"""

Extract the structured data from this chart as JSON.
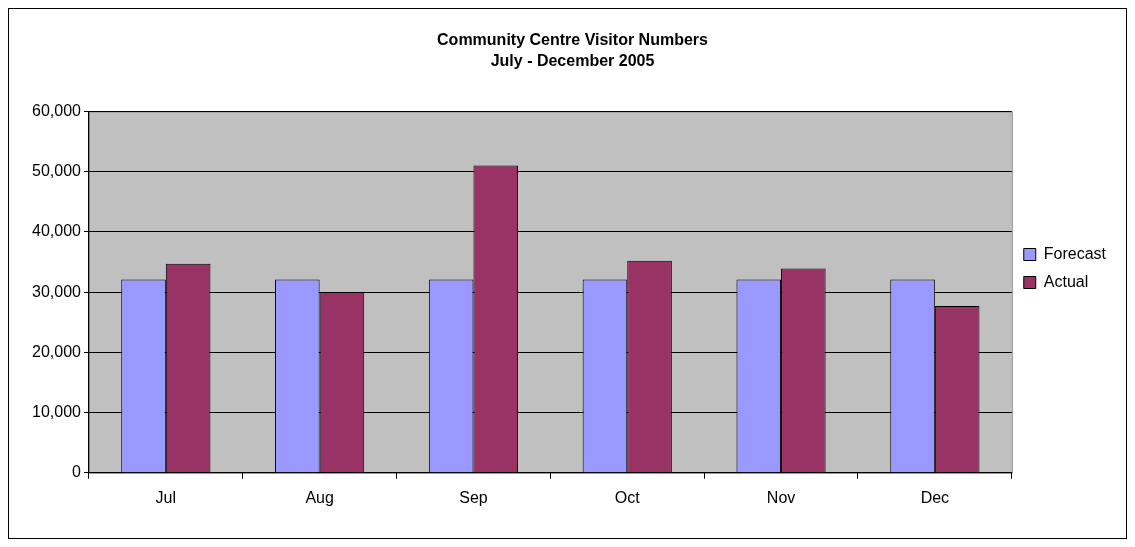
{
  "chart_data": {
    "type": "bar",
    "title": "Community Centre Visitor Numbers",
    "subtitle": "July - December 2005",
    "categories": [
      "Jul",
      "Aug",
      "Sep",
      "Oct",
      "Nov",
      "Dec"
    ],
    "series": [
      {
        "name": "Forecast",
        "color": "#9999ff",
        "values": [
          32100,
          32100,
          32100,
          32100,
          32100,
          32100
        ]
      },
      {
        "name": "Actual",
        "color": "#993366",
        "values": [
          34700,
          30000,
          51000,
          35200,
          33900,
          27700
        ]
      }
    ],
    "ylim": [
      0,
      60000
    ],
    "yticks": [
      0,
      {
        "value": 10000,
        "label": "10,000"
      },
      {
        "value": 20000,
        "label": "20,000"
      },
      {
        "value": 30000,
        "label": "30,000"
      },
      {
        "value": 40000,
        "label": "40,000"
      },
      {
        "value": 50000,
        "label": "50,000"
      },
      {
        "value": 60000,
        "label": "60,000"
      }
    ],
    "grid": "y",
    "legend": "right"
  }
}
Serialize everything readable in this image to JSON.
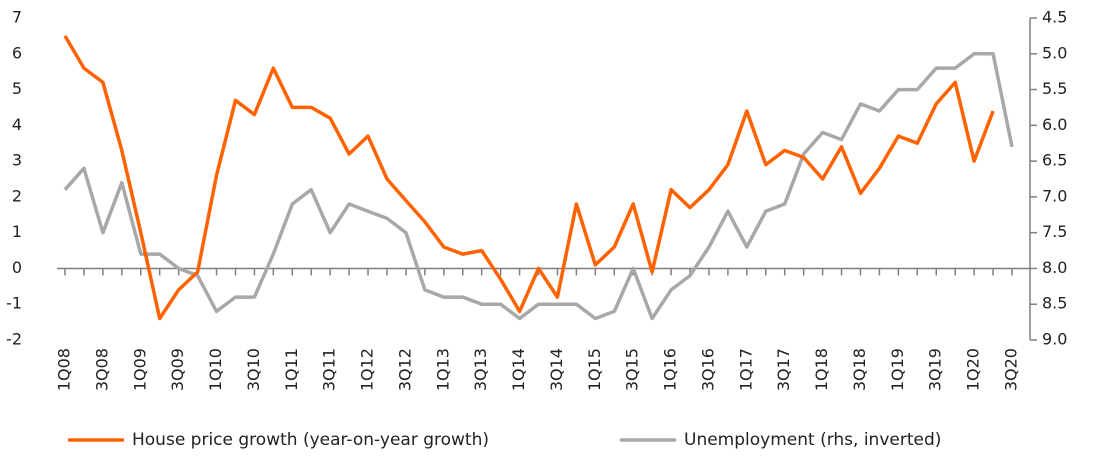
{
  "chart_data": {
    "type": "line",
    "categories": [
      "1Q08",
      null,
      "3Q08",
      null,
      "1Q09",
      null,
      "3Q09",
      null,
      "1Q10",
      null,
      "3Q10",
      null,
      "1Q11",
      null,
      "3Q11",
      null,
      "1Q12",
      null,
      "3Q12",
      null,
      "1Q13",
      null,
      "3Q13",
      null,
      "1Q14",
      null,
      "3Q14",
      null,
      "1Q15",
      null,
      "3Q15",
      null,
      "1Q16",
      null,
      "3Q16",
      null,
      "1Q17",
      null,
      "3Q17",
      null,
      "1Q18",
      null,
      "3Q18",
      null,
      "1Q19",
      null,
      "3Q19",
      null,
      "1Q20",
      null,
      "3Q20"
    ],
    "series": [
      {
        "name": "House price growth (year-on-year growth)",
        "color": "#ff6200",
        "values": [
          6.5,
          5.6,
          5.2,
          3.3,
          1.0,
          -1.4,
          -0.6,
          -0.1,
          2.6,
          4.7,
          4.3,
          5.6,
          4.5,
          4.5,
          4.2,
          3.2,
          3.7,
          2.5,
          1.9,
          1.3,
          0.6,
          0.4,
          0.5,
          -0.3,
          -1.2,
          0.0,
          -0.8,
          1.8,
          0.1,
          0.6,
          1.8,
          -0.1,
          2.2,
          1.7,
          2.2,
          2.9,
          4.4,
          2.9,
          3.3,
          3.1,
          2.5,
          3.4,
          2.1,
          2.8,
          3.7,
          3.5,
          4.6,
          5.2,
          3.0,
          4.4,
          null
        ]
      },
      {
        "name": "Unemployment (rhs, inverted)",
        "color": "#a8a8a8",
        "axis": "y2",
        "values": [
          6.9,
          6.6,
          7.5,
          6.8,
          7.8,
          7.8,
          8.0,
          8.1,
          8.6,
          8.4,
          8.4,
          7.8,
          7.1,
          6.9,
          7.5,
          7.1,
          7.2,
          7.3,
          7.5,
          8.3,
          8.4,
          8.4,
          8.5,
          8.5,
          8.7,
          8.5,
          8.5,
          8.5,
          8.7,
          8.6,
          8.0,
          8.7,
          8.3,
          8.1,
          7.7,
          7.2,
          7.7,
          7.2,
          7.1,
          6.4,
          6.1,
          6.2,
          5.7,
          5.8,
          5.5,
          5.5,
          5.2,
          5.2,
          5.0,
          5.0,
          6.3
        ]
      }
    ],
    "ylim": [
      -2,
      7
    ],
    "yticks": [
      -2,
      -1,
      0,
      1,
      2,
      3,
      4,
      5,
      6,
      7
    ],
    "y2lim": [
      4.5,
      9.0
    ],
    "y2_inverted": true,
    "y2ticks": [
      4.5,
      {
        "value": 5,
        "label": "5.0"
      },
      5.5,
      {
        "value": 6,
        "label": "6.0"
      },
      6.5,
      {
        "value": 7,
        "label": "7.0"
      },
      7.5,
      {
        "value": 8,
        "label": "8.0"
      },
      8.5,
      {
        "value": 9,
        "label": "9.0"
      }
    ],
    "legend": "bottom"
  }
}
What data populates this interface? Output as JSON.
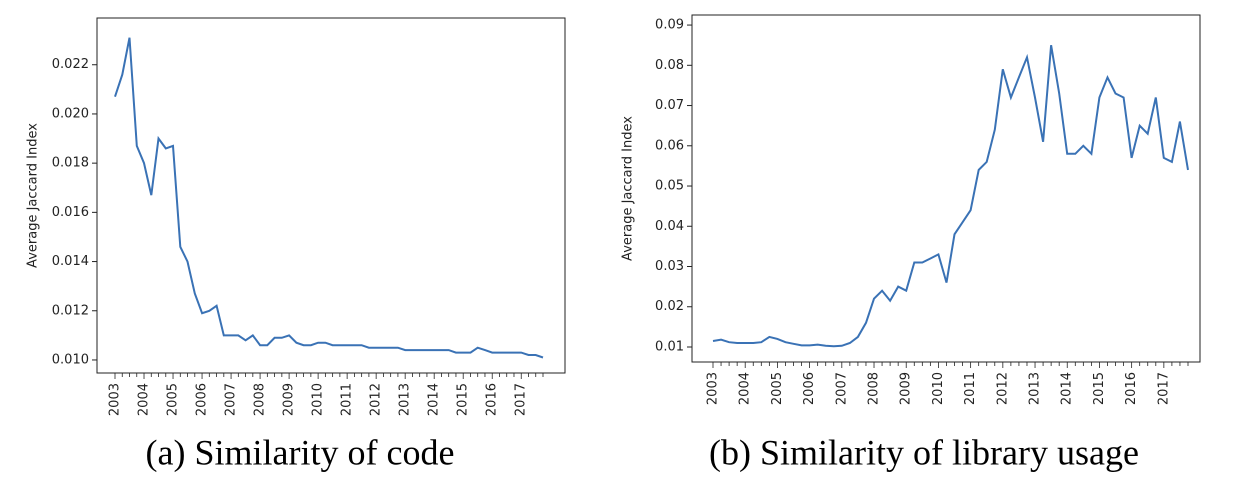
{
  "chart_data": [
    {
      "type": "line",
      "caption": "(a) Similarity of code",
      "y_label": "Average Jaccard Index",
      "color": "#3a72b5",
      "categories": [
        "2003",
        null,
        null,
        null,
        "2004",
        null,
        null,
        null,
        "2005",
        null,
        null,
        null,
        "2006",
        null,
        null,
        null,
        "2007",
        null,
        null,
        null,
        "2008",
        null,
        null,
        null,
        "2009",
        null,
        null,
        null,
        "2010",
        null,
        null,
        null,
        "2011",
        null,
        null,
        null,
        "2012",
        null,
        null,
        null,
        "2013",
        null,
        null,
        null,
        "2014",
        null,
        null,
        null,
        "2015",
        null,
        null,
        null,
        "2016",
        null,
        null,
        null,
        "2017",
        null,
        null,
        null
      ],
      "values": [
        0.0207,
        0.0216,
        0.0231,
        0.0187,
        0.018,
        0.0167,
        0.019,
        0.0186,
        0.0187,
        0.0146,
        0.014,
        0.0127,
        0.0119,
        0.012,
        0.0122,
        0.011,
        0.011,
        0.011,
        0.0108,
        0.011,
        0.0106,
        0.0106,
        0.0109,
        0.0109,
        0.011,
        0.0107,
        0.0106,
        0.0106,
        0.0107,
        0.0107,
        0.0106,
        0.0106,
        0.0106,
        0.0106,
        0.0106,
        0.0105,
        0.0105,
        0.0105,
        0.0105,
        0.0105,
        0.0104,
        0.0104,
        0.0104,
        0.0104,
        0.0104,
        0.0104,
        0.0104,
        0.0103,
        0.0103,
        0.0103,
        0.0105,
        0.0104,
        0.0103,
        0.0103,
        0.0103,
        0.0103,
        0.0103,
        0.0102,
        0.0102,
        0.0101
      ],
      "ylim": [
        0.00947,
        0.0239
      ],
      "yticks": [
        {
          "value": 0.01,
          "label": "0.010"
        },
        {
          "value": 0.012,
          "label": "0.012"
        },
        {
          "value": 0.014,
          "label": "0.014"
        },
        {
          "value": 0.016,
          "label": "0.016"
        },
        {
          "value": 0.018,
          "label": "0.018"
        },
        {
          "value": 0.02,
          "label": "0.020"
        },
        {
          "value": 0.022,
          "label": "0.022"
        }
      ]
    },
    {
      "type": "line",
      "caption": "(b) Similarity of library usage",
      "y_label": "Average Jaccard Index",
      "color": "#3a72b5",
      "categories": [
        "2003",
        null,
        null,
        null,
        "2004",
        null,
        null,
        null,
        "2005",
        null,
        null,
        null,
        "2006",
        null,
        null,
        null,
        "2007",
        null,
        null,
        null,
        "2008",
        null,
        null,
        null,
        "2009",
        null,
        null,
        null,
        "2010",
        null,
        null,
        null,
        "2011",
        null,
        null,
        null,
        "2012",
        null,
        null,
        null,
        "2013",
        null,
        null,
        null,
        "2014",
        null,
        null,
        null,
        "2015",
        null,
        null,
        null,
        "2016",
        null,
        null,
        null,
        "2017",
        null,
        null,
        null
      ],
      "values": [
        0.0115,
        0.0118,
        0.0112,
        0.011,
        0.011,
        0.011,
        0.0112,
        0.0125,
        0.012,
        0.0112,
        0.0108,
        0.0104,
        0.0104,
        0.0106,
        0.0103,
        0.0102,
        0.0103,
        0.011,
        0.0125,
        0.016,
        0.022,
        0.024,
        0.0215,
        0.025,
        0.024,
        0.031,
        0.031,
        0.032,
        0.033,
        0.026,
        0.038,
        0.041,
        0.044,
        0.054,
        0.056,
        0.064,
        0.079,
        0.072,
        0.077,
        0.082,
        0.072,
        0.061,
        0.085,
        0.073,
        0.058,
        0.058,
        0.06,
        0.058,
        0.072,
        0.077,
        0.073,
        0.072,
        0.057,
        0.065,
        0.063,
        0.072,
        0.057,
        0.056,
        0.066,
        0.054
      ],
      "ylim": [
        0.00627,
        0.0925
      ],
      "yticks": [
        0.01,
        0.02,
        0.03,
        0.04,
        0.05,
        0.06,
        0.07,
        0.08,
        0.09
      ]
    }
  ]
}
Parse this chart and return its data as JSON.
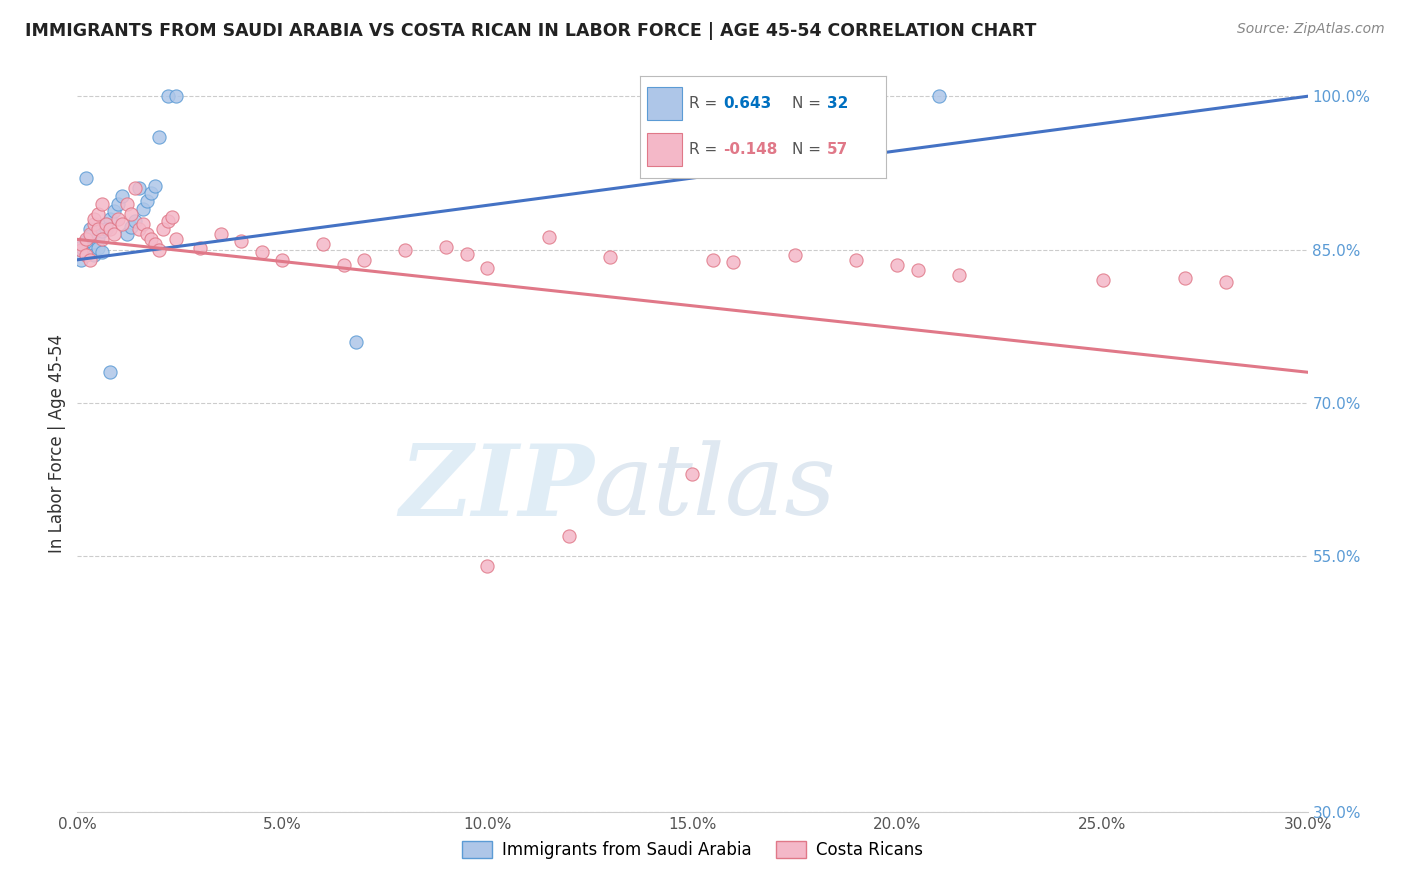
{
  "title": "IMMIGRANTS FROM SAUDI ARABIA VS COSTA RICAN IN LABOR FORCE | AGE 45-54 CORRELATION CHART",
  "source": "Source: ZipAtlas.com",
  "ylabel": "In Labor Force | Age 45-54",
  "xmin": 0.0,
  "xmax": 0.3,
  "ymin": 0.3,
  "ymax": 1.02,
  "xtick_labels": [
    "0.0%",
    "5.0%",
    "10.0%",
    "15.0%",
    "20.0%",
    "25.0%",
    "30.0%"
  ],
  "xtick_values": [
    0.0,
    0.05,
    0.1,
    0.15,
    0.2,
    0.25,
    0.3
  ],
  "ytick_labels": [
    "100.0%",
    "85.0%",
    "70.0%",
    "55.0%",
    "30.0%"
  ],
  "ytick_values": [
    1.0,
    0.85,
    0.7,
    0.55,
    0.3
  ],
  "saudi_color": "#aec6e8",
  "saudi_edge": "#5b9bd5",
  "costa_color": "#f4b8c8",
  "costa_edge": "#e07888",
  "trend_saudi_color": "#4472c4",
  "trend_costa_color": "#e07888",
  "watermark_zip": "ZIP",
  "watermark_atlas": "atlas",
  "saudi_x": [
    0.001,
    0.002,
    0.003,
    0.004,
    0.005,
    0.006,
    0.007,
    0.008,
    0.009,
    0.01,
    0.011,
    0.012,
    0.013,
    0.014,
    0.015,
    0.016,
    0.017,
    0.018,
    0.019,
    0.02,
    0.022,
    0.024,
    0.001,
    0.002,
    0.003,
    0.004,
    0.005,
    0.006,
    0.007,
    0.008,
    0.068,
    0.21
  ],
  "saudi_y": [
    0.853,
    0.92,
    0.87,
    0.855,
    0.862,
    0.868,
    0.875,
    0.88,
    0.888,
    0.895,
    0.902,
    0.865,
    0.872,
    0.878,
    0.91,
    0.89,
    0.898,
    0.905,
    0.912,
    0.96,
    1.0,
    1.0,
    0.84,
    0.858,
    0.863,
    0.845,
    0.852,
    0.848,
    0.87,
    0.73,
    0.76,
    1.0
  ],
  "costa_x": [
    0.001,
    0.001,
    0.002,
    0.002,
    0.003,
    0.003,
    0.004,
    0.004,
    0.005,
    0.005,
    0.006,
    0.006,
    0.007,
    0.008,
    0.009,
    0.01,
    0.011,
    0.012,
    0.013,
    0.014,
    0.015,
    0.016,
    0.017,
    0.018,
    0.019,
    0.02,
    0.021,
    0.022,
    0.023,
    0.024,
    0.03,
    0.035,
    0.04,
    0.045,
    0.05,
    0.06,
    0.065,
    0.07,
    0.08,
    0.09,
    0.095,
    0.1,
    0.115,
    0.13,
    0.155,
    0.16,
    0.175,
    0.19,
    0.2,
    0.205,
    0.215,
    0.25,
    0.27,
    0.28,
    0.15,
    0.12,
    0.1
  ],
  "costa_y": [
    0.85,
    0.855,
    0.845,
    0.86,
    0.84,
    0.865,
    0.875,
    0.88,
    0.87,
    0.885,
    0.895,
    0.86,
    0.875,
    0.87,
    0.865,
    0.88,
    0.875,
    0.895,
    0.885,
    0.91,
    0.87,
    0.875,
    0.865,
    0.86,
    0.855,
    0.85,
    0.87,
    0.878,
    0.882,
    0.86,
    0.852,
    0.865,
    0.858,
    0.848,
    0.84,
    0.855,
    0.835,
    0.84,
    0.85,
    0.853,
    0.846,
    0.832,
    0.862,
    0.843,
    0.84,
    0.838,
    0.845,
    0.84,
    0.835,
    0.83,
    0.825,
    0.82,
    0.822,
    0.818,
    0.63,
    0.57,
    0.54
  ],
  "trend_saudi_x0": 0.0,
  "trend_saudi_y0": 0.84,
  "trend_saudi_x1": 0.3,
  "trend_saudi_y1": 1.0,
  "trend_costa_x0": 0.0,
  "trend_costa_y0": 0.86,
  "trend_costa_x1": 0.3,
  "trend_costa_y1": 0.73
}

"""

Task details: Among the lines of the material, find those that hold the word "name" and copy them.

Result below:
        "name": "Forecast",
        "name": "Actual",
        "name": "House price growth (year-on-year growth)",
        "name": "Unemployment (rhs, inverted)",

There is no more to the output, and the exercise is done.